== Problem ==
Look through the lines below and extract each one that contains "grains".

== Extracted records ==
-=-=-
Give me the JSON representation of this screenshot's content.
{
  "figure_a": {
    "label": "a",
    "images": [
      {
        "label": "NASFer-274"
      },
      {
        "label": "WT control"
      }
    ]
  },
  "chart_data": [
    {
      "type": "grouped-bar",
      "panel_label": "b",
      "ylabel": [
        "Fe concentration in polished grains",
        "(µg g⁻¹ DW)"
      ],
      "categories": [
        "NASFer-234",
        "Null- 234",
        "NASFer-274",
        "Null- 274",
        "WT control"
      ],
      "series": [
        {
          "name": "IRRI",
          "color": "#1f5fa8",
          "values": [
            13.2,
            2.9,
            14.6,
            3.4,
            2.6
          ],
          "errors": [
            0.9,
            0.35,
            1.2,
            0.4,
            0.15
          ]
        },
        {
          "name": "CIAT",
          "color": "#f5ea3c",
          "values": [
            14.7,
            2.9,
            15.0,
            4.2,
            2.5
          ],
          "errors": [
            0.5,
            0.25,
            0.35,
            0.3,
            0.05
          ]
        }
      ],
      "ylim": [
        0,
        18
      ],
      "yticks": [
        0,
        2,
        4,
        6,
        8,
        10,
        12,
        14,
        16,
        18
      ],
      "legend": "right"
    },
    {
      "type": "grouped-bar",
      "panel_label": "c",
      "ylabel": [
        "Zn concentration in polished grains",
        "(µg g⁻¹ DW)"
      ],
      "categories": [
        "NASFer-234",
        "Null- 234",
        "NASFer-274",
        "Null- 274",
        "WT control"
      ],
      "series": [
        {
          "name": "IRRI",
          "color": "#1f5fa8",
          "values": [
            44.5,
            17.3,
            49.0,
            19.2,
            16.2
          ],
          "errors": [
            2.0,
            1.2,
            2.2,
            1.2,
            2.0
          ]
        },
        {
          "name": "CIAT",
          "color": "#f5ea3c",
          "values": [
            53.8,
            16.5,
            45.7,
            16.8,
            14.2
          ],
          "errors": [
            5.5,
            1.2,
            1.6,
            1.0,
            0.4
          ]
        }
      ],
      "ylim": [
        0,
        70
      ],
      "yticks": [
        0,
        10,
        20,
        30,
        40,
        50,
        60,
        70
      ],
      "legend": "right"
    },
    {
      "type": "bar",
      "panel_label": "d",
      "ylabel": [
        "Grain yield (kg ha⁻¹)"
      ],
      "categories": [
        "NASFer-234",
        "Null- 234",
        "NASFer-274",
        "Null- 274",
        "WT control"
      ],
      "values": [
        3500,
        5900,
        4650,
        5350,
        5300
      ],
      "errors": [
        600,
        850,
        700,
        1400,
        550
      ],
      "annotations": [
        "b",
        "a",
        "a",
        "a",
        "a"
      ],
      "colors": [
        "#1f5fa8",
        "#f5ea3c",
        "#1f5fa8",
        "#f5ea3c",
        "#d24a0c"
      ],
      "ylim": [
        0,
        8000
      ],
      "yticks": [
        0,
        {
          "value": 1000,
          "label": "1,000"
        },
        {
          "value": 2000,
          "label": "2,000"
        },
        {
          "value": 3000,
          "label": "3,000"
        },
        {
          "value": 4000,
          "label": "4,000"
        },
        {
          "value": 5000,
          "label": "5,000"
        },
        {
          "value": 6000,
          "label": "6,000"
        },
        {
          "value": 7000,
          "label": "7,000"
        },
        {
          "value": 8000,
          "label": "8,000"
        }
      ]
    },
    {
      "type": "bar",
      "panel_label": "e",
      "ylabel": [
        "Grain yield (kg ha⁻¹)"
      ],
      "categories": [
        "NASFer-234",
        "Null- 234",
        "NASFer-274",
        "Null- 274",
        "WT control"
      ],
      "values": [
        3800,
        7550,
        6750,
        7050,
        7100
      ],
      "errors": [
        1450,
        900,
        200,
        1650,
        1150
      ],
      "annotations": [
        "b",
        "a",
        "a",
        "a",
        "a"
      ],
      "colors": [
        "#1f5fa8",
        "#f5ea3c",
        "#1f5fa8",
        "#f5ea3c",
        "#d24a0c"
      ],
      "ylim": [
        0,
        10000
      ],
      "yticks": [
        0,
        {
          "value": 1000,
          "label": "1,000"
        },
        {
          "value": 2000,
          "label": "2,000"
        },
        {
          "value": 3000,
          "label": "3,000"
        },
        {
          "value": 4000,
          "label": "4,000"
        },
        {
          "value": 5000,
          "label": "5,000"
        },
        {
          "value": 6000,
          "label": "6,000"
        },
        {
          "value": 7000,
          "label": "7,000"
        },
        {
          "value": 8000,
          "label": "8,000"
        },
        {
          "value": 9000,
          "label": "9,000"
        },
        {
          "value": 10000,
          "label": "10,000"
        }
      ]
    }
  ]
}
-=-=-
== Worked answer ==
        "Fe concentration in polished grains",
        "Zn concentration in polished grains",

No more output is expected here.